*Records:*
* * *

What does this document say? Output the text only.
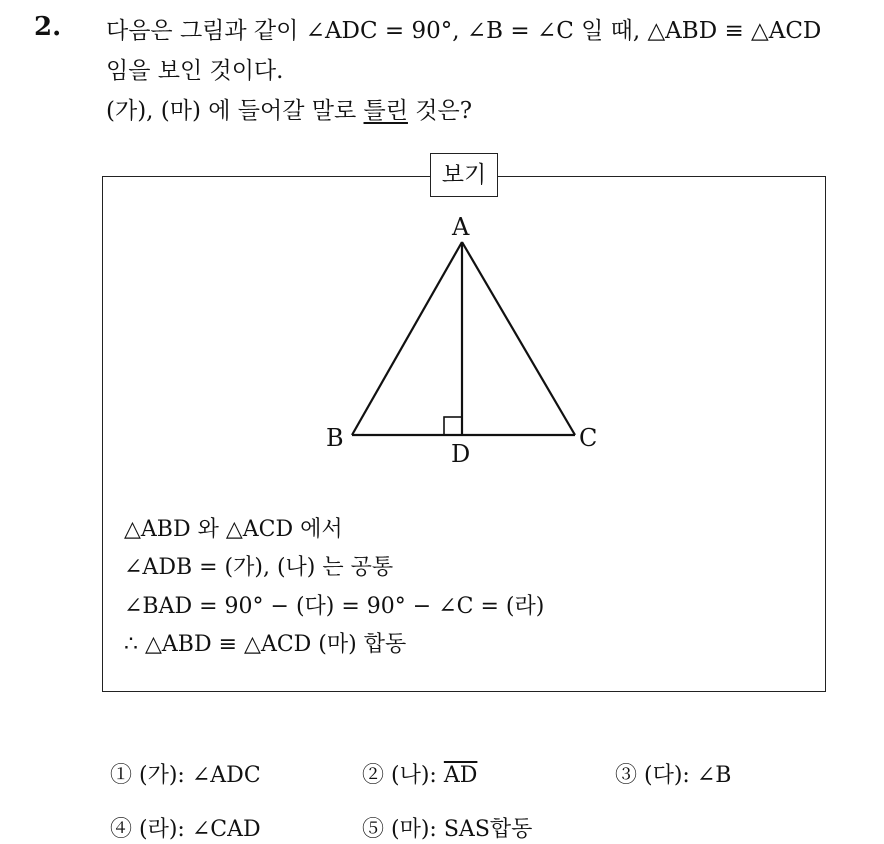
2. 다음은 그림과 같이 ∠ADC = 90°, ∠B = ∠C 일 때, △ABD ≡ △ACD
임을 보인 것이다.
(가), (마) 에 들어갈 말로 틀린 것은?
보기
A
B	C
D
△ABD 와 △ACD 에서
∠ADB = (가), (나) 는 공통
∠BAD = 90° − (다) = 90° − ∠C = (라)
∴ △ABD ≡ △ACD (마) 합동
① (가): ∠ADC	② (나): $\overline{AD}$	③ (다): ∠B
④ (라): ∠CAD	⑤ (마): SAS합동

* * *

Reproduce the full listing faithfully, but do not carry over any pictures.

What does this document say? Output the text only.
2. 다음은 그림과 같이 ∠ADC = 90°, ∠B = ∠C 일 때, △ABD ≡ △ACD
임을 보인 것이다.
(가), (마) 에 들어갈 말로 틀린 것은?
보기
A
B	C
D
△ABD 와 △ACD 에서
∠ADB = (가), (나) 는 공통
∠BAD = 90° − (다) = 90° − ∠C = (라)
∴ △ABD ≡ △ACD (마) 합동
① (가): ∠ADC	② (나): $\overline{AD}$	③ (다): ∠B
④ (라): ∠CAD	⑤ (마): SAS합동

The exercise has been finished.